§ **WHAT YOU NEED TO DO**: From the listing below, extract every line containing "image".

§ **DATA SHOWN**:
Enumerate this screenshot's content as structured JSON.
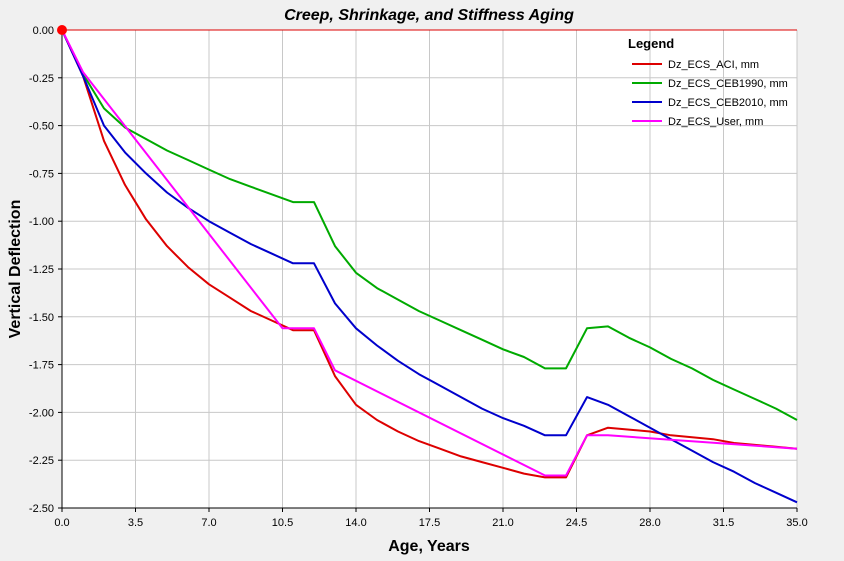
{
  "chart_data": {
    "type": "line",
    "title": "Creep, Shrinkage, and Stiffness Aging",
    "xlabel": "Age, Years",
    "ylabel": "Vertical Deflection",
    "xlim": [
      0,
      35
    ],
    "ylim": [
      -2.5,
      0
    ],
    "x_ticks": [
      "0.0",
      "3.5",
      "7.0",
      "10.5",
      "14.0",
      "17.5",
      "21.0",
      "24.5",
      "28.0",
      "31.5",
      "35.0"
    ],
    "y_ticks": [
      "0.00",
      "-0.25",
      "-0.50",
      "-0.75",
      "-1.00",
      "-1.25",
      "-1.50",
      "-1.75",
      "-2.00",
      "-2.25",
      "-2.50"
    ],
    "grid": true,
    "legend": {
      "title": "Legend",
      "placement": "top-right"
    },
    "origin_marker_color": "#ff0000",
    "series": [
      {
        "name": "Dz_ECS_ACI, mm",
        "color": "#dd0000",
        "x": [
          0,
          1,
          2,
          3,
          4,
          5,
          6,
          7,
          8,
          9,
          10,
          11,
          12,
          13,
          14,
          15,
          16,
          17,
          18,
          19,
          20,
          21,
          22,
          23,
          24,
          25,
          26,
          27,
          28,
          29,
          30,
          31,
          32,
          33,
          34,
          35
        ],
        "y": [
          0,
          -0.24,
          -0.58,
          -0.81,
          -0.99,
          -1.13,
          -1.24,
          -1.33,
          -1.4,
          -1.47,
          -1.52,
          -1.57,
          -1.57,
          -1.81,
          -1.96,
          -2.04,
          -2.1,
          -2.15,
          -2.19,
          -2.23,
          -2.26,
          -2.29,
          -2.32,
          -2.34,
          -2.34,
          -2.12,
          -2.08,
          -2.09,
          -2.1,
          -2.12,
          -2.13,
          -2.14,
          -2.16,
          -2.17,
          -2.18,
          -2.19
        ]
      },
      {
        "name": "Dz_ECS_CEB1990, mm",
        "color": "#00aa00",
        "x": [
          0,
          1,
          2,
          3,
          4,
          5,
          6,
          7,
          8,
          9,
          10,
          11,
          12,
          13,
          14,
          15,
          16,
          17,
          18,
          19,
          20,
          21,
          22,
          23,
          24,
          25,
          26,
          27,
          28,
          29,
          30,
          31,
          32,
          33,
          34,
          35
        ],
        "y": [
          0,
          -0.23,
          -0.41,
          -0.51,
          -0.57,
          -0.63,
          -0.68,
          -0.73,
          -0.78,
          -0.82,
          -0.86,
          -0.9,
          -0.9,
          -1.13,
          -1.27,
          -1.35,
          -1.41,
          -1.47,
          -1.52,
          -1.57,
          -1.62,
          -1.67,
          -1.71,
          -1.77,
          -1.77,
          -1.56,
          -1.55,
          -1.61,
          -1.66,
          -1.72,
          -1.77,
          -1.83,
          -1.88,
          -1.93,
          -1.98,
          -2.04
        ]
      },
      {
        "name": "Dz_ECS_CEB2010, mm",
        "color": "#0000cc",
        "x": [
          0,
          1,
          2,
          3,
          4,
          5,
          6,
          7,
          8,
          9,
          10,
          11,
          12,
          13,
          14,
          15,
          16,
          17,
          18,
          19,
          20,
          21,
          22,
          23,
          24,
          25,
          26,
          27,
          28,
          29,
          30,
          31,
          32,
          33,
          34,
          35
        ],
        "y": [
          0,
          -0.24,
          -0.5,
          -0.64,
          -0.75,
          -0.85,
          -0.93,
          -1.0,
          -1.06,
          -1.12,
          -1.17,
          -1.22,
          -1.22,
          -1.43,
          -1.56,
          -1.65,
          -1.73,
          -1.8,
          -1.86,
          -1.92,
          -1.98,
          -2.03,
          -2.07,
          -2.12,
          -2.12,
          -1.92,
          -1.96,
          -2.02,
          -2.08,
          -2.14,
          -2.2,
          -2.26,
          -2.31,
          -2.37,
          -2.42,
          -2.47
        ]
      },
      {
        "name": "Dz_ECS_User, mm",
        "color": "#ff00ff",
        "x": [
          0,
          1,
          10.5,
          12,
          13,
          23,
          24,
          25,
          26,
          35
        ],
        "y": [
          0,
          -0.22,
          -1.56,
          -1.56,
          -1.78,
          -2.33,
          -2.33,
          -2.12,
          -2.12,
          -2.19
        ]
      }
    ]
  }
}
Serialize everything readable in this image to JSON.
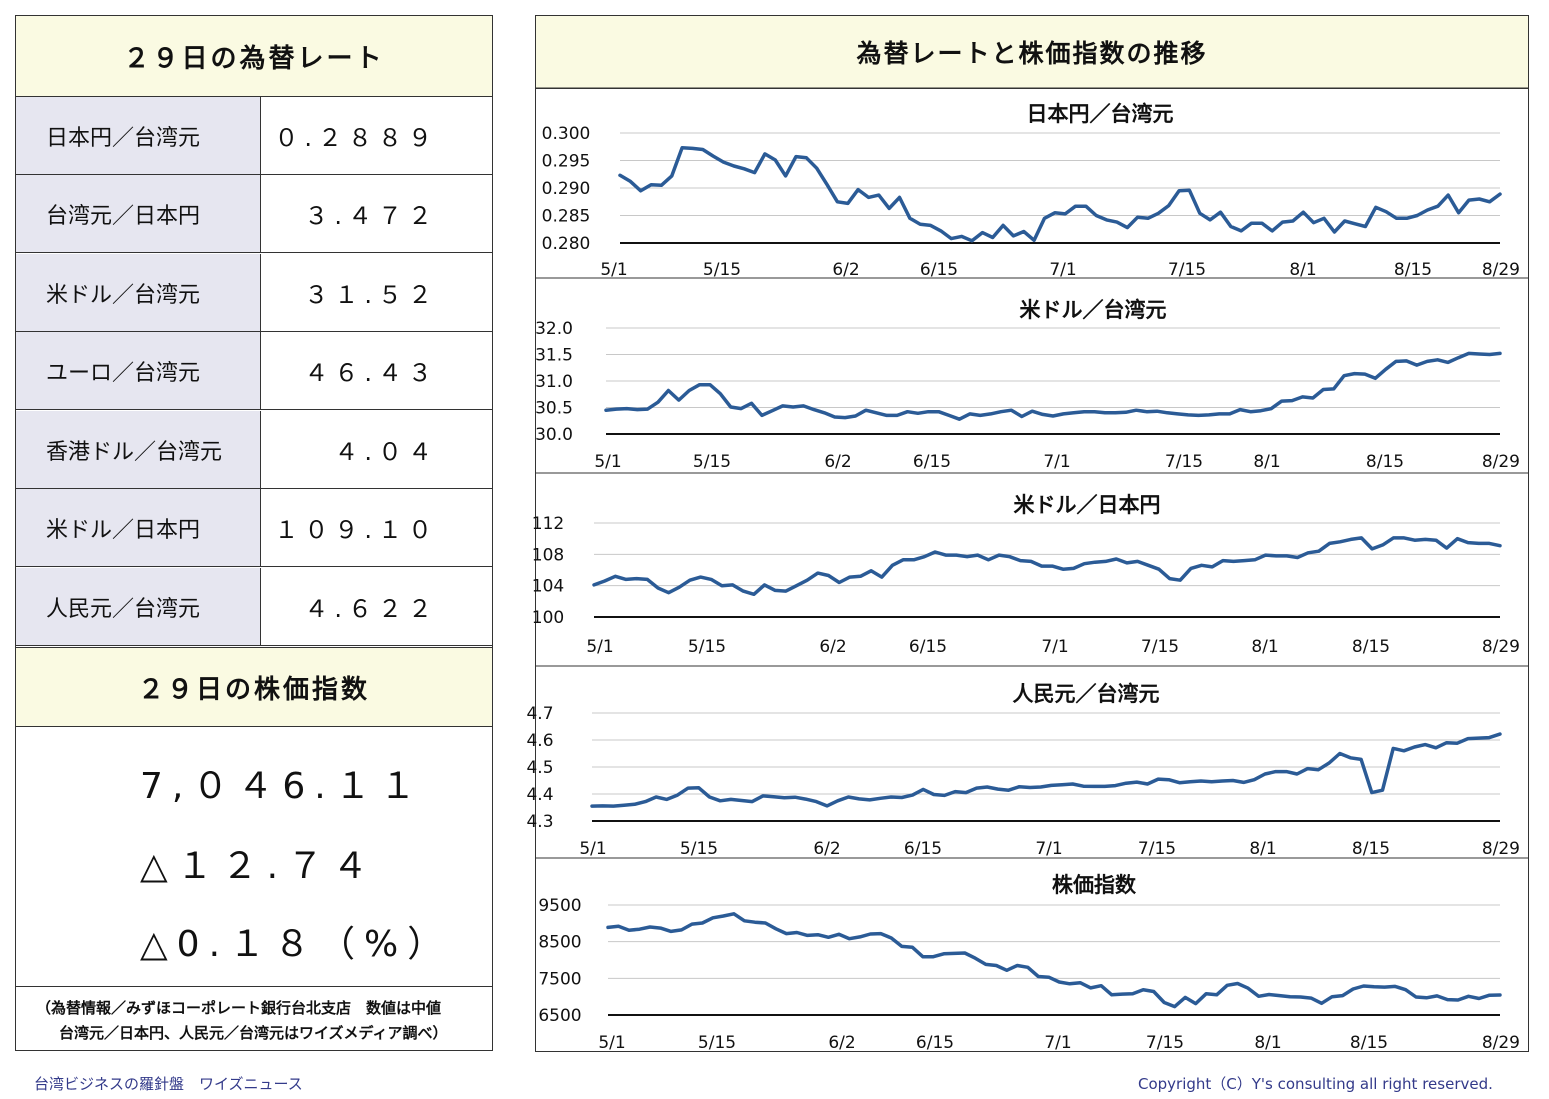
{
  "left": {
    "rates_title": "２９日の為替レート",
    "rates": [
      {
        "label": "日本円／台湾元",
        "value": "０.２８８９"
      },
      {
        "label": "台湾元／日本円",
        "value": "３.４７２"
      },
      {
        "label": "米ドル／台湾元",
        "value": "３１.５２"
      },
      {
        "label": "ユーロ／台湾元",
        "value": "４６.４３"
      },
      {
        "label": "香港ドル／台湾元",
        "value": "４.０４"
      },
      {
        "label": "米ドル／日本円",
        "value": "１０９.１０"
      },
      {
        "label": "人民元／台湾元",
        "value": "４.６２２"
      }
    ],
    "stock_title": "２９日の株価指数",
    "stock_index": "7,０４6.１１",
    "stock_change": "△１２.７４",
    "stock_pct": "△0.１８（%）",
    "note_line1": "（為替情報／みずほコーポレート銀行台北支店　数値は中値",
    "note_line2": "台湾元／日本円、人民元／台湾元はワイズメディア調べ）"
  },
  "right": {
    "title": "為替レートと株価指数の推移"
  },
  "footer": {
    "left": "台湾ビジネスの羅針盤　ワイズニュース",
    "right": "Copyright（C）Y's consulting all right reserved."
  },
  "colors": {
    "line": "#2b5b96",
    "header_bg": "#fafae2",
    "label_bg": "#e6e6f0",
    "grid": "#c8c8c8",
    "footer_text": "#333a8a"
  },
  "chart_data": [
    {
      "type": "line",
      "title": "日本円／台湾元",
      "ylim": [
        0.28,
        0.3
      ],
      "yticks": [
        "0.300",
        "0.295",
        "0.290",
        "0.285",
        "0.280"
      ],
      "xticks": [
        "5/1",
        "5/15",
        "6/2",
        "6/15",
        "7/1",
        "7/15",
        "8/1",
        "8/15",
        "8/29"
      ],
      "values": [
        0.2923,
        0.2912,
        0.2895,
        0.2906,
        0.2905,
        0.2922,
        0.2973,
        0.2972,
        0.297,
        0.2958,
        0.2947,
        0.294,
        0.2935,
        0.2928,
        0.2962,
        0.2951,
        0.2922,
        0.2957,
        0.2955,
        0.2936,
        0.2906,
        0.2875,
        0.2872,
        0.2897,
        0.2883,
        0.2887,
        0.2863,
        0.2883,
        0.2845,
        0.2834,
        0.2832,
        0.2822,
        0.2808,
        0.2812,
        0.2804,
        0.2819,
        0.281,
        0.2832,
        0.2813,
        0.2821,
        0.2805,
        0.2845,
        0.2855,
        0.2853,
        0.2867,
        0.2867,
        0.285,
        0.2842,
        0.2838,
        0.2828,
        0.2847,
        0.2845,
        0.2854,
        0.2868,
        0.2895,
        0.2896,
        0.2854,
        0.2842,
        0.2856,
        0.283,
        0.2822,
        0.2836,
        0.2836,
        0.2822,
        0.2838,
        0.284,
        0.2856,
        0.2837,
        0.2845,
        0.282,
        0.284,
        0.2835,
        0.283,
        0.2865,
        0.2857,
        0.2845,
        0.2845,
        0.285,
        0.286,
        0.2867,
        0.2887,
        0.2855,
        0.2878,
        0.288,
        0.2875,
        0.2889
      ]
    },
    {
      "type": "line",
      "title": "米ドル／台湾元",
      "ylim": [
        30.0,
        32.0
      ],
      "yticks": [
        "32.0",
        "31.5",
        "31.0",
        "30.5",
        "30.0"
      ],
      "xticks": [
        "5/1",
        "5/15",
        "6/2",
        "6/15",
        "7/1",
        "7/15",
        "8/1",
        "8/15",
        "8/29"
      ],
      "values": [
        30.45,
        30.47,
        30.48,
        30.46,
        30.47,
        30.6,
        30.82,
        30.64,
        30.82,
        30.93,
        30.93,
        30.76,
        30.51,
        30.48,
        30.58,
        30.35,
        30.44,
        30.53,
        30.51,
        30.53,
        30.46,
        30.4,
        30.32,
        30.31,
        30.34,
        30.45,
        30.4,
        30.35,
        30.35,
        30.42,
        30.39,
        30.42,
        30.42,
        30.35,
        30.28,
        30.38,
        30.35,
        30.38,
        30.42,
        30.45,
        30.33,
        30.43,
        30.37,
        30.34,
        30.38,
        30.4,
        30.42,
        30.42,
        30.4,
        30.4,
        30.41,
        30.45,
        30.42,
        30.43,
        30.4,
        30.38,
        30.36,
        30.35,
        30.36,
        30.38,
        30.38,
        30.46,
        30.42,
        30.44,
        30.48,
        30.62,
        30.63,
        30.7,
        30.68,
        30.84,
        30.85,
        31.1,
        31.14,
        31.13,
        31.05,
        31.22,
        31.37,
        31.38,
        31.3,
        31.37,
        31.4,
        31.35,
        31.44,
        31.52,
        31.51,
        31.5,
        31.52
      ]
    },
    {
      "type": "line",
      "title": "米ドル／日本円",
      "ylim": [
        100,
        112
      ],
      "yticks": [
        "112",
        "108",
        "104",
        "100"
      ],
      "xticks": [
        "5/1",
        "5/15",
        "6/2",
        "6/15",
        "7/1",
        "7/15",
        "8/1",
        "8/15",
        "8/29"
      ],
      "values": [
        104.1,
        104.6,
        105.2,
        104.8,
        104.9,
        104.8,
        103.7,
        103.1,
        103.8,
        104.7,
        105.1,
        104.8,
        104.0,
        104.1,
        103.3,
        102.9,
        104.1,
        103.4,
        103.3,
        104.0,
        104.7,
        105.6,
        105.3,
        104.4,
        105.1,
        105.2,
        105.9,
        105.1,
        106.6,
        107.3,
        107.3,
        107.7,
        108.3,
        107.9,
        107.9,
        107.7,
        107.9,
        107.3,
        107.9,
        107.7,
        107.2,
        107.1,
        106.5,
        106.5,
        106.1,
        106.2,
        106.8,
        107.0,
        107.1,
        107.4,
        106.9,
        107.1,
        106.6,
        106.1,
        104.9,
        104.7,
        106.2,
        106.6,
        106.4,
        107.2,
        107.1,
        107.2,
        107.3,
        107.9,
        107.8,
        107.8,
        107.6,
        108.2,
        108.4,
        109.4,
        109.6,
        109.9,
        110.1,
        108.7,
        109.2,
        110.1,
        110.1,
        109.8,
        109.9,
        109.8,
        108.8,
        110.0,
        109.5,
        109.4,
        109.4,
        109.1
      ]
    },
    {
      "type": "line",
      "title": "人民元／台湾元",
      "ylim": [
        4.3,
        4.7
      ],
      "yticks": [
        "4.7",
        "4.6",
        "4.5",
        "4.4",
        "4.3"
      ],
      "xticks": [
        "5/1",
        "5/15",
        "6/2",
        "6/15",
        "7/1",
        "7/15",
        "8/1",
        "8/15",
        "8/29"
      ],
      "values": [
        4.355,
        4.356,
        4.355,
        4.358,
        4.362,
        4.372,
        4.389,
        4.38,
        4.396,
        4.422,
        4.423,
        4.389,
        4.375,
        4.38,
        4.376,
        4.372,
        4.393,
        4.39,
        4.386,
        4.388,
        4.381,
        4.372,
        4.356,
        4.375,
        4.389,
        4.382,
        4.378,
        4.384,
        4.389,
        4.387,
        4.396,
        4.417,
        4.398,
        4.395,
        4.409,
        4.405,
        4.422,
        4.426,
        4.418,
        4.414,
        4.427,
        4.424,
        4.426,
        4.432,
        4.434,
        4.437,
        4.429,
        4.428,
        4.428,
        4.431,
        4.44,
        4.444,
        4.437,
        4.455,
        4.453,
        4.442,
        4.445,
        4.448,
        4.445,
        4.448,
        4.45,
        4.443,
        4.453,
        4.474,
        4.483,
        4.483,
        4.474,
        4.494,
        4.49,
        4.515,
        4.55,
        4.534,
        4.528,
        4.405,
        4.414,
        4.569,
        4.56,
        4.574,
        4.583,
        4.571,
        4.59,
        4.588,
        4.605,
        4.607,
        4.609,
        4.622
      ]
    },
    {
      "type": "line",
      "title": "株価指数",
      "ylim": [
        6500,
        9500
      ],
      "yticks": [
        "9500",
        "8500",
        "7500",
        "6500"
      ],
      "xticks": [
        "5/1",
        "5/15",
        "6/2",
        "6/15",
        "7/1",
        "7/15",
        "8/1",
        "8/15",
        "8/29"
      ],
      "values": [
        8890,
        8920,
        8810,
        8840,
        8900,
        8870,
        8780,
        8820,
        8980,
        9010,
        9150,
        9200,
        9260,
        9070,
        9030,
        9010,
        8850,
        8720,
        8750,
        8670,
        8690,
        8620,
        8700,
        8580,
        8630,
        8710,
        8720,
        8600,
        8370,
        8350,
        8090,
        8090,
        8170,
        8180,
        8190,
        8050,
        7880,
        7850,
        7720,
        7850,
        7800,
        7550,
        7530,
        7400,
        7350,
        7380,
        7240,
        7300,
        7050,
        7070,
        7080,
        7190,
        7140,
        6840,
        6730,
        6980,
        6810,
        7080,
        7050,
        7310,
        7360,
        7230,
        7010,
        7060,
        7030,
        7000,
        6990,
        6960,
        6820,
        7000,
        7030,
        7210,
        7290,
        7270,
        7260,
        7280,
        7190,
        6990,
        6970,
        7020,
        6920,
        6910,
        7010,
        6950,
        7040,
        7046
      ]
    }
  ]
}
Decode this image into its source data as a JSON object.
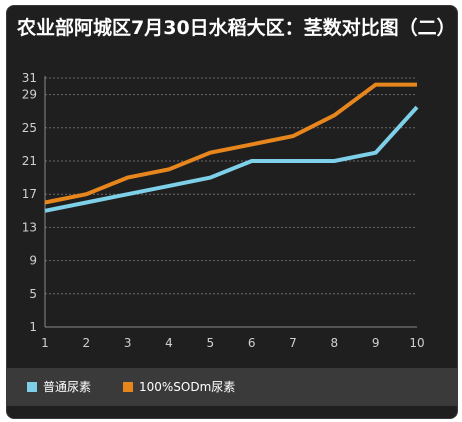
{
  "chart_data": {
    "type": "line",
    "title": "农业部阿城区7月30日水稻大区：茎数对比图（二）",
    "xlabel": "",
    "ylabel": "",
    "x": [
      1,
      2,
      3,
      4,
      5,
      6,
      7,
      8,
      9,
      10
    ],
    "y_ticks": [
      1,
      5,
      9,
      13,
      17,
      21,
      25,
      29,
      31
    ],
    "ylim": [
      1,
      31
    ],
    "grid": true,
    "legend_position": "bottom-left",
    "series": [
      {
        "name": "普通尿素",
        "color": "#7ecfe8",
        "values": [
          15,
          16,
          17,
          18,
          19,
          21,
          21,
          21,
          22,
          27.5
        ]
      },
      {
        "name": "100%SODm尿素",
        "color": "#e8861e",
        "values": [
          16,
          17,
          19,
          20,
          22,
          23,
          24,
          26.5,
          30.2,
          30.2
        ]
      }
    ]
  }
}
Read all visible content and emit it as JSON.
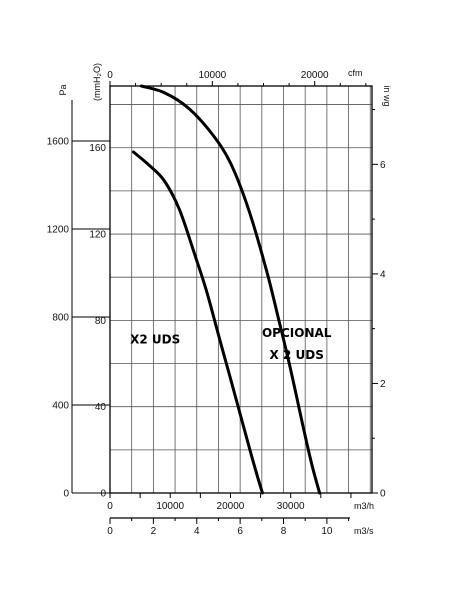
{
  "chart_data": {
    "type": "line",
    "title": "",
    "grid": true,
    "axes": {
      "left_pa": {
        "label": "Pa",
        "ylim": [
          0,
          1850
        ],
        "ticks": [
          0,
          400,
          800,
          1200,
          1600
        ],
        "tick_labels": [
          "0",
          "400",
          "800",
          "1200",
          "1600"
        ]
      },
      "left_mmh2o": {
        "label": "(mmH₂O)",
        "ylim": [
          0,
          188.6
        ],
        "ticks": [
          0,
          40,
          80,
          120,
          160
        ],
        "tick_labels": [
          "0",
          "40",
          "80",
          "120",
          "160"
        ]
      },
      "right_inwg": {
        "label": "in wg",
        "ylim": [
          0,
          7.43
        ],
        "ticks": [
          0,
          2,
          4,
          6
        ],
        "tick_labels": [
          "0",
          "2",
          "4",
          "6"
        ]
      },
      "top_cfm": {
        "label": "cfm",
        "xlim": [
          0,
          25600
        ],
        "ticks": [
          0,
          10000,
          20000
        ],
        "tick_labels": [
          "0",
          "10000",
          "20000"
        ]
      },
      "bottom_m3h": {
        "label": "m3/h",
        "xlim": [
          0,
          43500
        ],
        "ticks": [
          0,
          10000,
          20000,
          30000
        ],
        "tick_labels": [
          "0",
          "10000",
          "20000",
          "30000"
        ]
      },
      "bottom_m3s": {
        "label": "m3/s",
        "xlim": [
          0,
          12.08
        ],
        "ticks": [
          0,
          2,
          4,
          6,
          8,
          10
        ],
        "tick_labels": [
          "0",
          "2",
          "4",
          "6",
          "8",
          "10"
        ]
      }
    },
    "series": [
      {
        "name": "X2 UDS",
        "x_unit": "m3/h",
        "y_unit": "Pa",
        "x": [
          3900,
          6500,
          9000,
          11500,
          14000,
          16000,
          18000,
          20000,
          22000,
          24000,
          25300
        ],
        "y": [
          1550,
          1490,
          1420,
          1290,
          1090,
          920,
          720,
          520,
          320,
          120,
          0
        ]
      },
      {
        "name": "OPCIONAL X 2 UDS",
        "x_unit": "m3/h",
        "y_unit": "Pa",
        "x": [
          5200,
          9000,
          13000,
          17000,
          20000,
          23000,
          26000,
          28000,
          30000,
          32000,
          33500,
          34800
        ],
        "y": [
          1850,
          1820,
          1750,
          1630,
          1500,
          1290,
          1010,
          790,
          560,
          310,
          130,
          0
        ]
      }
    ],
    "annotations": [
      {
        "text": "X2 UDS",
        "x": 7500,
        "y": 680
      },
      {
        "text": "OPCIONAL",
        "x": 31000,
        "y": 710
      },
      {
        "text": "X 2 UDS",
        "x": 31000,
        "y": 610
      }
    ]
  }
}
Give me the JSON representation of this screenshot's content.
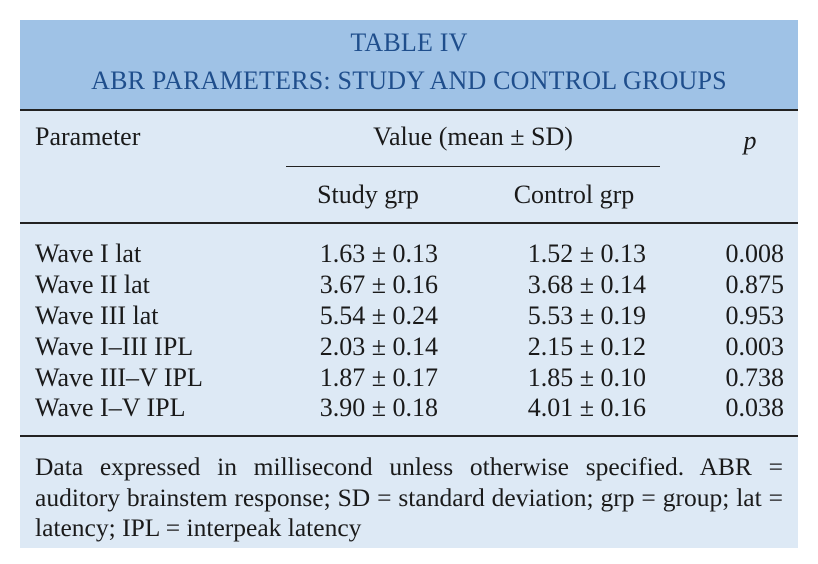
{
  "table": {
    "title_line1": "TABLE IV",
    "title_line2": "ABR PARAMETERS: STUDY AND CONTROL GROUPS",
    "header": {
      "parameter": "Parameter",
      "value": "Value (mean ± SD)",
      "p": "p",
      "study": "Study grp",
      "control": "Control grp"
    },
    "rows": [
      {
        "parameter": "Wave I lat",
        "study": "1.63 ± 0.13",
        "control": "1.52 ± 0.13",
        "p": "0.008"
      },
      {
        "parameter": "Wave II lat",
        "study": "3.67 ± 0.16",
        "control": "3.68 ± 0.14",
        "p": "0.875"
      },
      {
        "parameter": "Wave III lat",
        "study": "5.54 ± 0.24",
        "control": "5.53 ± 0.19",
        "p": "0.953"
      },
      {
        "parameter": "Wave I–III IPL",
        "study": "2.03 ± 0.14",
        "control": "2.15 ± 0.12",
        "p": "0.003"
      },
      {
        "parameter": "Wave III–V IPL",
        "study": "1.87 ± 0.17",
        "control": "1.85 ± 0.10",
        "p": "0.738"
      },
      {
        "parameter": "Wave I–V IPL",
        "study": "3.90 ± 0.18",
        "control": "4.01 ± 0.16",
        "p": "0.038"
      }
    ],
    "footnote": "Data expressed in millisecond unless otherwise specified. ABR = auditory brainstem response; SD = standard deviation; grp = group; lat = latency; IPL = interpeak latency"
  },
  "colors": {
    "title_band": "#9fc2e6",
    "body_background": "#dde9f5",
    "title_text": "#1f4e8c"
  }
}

§ **SOLVED EXERCISE**:
Serialize everything readable in this image to JSON.
Decode this image into its source data as a JSON object.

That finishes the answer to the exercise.